Exercise prompt:
Collect from the data below each line with "What".

Input material:

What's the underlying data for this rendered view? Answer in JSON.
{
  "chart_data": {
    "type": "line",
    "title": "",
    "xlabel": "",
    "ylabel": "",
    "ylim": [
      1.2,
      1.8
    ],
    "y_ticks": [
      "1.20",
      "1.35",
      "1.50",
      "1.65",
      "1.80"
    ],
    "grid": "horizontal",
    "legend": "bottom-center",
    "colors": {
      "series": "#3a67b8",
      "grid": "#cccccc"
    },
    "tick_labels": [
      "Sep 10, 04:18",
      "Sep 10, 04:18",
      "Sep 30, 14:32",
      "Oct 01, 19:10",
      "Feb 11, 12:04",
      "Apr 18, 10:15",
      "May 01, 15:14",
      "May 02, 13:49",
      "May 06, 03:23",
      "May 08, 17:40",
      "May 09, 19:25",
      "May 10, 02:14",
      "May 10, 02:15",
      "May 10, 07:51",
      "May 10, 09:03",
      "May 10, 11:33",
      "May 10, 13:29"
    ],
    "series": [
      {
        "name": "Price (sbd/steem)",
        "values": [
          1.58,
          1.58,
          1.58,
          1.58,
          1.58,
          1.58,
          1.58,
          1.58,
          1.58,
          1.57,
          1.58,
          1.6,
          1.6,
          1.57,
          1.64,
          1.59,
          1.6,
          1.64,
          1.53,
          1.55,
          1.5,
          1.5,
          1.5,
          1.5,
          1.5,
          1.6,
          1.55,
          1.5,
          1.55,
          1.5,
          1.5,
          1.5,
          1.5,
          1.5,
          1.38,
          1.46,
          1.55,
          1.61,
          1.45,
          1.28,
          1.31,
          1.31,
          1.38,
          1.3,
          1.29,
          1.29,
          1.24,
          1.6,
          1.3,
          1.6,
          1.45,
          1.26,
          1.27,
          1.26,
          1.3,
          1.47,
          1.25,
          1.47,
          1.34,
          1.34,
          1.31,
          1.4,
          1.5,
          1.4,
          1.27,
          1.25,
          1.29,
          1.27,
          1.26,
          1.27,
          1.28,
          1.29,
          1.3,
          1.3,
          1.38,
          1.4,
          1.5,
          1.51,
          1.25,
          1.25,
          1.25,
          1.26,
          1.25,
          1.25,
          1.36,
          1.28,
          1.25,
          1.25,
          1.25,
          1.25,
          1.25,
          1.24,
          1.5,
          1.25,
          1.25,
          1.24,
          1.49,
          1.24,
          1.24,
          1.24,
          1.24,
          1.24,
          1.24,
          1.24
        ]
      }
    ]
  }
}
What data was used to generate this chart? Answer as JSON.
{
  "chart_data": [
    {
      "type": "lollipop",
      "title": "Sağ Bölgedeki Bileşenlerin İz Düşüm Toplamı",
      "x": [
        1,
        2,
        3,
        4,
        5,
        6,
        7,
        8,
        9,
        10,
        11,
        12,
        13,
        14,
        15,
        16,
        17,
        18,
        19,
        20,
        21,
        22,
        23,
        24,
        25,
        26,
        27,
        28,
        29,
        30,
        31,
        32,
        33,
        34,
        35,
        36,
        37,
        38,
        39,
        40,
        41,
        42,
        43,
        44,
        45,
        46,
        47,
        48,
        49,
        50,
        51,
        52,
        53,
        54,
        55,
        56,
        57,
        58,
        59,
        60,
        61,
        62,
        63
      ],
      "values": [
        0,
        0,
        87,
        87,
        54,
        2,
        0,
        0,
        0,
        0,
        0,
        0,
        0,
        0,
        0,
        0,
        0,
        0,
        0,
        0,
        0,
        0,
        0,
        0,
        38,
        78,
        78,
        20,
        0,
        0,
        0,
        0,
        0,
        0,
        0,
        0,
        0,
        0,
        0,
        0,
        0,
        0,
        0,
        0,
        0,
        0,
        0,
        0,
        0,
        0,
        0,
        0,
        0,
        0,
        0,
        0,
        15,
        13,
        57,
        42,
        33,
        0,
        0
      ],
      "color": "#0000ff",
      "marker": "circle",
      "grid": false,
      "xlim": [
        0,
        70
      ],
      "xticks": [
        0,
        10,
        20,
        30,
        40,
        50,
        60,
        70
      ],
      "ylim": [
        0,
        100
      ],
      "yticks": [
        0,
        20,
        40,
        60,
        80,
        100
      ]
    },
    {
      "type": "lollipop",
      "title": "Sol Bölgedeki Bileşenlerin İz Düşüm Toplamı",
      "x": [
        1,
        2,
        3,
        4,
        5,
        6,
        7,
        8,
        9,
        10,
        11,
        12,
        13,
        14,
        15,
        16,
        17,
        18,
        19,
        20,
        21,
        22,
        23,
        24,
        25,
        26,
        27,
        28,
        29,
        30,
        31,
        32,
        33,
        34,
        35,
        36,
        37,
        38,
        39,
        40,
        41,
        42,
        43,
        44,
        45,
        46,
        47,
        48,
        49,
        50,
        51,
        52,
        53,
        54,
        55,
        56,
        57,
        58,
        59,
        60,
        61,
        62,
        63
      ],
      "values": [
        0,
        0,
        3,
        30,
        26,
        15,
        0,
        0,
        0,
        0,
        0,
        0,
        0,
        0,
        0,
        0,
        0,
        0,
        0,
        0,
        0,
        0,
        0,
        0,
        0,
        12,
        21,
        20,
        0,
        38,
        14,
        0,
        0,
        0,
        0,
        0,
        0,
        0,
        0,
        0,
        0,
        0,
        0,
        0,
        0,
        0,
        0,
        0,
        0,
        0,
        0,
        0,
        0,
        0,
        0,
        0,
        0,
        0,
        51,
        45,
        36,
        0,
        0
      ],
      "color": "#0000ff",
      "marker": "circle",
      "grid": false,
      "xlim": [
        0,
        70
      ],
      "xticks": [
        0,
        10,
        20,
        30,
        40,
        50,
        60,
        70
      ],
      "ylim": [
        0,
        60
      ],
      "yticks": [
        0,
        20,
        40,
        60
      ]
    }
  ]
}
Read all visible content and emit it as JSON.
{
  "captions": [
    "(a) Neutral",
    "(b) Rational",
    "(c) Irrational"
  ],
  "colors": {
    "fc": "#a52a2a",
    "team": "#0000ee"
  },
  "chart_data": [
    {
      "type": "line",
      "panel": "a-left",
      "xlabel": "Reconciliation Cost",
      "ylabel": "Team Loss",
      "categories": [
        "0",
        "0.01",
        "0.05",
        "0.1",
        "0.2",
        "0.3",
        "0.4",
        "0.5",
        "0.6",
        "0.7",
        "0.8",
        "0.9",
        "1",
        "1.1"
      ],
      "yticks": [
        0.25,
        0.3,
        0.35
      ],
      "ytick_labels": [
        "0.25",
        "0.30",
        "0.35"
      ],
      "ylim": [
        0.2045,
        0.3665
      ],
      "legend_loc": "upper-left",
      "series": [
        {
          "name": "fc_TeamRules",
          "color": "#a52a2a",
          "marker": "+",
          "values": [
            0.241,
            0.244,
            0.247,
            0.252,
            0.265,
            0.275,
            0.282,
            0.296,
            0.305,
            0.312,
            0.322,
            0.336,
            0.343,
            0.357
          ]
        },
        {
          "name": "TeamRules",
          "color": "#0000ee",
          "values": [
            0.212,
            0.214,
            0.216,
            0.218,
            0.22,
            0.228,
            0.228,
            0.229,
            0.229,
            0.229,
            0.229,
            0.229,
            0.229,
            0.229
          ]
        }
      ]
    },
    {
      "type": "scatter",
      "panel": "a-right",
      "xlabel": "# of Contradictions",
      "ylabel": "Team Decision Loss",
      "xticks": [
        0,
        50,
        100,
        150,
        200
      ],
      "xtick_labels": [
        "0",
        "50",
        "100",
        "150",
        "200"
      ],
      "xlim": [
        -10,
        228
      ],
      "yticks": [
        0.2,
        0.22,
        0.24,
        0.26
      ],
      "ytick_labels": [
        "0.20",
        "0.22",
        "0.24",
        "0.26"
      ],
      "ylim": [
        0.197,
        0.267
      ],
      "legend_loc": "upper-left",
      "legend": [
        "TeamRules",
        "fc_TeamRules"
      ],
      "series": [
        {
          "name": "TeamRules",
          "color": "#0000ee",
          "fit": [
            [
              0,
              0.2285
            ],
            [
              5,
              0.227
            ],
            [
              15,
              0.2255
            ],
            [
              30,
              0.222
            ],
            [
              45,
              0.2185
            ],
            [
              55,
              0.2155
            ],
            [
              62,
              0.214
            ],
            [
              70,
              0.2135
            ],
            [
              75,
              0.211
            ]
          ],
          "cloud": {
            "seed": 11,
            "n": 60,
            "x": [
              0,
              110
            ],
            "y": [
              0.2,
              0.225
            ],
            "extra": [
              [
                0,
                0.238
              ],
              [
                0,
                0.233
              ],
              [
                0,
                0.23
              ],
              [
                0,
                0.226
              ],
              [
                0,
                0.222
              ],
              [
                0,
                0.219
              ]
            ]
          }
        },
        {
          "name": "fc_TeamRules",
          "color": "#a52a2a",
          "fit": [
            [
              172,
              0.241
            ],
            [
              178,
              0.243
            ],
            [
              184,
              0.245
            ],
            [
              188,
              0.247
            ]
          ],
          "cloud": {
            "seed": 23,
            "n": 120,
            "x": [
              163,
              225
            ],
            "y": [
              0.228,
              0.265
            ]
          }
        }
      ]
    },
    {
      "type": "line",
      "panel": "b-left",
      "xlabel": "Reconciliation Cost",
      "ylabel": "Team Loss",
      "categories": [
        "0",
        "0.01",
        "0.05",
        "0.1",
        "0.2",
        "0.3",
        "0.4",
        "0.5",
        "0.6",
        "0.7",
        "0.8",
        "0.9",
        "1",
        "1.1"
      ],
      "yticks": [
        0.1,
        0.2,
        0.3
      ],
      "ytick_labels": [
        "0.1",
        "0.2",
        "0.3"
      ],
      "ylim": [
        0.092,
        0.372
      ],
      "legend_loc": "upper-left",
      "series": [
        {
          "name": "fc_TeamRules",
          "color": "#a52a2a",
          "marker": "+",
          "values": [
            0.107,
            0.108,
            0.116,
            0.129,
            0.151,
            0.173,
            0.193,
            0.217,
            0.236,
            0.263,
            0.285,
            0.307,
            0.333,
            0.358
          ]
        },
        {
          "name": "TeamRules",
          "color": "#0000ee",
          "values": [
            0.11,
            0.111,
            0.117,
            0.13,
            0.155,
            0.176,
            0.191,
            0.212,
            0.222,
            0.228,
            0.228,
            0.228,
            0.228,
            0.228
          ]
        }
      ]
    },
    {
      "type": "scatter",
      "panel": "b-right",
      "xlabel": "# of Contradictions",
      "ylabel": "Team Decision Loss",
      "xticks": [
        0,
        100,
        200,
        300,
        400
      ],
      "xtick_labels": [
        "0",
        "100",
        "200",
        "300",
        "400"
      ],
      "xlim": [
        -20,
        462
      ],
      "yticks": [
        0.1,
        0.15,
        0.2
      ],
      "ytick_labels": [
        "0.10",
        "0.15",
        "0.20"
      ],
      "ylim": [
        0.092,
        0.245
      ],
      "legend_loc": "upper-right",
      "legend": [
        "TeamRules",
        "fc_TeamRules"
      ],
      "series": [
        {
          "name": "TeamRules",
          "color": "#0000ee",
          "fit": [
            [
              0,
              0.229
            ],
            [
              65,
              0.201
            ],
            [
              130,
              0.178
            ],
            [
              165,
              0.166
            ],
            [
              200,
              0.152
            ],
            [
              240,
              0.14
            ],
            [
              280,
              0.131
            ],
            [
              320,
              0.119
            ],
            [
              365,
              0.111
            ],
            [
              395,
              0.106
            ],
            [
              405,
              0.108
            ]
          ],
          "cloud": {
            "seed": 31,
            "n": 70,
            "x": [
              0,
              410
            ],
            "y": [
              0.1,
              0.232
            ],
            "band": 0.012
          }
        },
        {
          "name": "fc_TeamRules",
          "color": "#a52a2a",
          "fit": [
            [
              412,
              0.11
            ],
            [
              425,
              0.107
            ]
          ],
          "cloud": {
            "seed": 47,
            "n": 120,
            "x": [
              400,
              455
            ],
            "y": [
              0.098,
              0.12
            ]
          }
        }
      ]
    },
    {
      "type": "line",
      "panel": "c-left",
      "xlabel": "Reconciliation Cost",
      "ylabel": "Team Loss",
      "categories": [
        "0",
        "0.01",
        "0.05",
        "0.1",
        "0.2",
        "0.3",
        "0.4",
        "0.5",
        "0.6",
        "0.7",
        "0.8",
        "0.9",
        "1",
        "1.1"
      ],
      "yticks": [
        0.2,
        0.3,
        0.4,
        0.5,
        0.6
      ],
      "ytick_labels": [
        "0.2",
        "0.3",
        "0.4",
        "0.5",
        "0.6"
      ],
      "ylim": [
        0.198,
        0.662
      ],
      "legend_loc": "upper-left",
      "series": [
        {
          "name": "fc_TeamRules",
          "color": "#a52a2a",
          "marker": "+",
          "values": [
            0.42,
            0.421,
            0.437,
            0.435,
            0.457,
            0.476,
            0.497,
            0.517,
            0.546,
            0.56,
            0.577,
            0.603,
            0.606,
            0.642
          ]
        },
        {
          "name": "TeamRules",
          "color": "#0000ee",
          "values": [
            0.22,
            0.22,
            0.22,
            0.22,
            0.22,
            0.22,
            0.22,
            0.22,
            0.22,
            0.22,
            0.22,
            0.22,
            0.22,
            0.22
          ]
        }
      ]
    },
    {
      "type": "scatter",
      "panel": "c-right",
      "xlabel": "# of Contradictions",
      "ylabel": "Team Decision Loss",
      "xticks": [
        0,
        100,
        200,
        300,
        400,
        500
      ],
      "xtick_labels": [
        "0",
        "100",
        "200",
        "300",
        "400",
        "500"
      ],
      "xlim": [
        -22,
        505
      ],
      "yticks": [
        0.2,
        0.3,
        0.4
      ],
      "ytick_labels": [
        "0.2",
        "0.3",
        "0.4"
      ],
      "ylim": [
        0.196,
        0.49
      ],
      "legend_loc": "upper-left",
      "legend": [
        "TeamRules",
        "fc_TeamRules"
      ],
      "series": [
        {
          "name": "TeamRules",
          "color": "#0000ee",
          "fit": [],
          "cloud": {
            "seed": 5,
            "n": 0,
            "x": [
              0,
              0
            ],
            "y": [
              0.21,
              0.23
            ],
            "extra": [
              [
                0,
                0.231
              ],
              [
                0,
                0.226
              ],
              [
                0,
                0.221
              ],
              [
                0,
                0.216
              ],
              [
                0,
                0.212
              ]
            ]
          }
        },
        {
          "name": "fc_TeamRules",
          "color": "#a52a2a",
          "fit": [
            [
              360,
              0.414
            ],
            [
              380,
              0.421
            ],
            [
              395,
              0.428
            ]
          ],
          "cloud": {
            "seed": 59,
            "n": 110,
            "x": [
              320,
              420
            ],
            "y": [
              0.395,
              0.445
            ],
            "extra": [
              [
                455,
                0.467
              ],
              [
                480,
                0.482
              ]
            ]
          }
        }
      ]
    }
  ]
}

Solved exercise:
What's the underlying data for this rendered view? Answer in JSON.
What data was used to generate this chart? Answer as JSON.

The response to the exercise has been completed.